- _GOAL_: Repeat the listing in full, preserving every character.
-- START OF RECORDS SUPPLIED --
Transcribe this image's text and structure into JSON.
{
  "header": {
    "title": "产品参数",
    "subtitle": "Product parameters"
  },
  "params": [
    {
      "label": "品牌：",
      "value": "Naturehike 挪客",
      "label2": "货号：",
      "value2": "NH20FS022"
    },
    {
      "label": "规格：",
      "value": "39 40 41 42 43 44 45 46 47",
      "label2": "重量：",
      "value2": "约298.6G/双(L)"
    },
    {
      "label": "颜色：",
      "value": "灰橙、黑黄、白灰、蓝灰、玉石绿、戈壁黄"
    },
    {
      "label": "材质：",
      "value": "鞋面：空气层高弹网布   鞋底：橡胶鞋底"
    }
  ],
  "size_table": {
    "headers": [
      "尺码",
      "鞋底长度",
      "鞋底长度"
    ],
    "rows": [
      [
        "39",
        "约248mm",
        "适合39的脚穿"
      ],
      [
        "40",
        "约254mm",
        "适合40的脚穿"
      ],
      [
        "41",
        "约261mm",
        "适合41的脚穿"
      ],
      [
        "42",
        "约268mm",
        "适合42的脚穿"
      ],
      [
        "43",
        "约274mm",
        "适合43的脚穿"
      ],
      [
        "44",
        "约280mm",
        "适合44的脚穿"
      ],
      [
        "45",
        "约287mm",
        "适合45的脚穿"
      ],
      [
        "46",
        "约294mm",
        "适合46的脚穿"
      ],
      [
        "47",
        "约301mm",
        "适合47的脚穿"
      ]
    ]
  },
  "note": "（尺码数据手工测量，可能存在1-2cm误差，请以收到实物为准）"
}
-- END OF RECORDS SUPPLIED --
- _RESPONSE TO THE TASK_:
Transcribe this image's text and structure into JSON.
{
  "header": {
    "title": "产品参数",
    "subtitle": "Product parameters"
  },
  "params": [
    {
      "label": "品牌：",
      "value": "Naturehike 挪客",
      "label2": "货号：",
      "value2": "NH20FS022"
    },
    {
      "label": "规格：",
      "value": "39 40 41 42 43 44 45 46 47",
      "label2": "重量：",
      "value2": "约298.6G/双(L)"
    },
    {
      "label": "颜色：",
      "value": "灰橙、黑黄、白灰、蓝灰、玉石绿、戈壁黄"
    },
    {
      "label": "材质：",
      "value": "鞋面：空气层高弹网布   鞋底：橡胶鞋底"
    }
  ],
  "size_table": {
    "headers": [
      "尺码",
      "鞋底长度",
      "鞋底长度"
    ],
    "rows": [
      [
        "39",
        "约248mm",
        "适合39的脚穿"
      ],
      [
        "40",
        "约254mm",
        "适合40的脚穿"
      ],
      [
        "41",
        "约261mm",
        "适合41的脚穿"
      ],
      [
        "42",
        "约268mm",
        "适合42的脚穿"
      ],
      [
        "43",
        "约274mm",
        "适合43的脚穿"
      ],
      [
        "44",
        "约280mm",
        "适合44的脚穿"
      ],
      [
        "45",
        "约287mm",
        "适合45的脚穿"
      ],
      [
        "46",
        "约294mm",
        "适合46的脚穿"
      ],
      [
        "47",
        "约301mm",
        "适合47的脚穿"
      ]
    ]
  },
  "note": "（尺码数据手工测量，可能存在1-2cm误差，请以收到实物为准）"
}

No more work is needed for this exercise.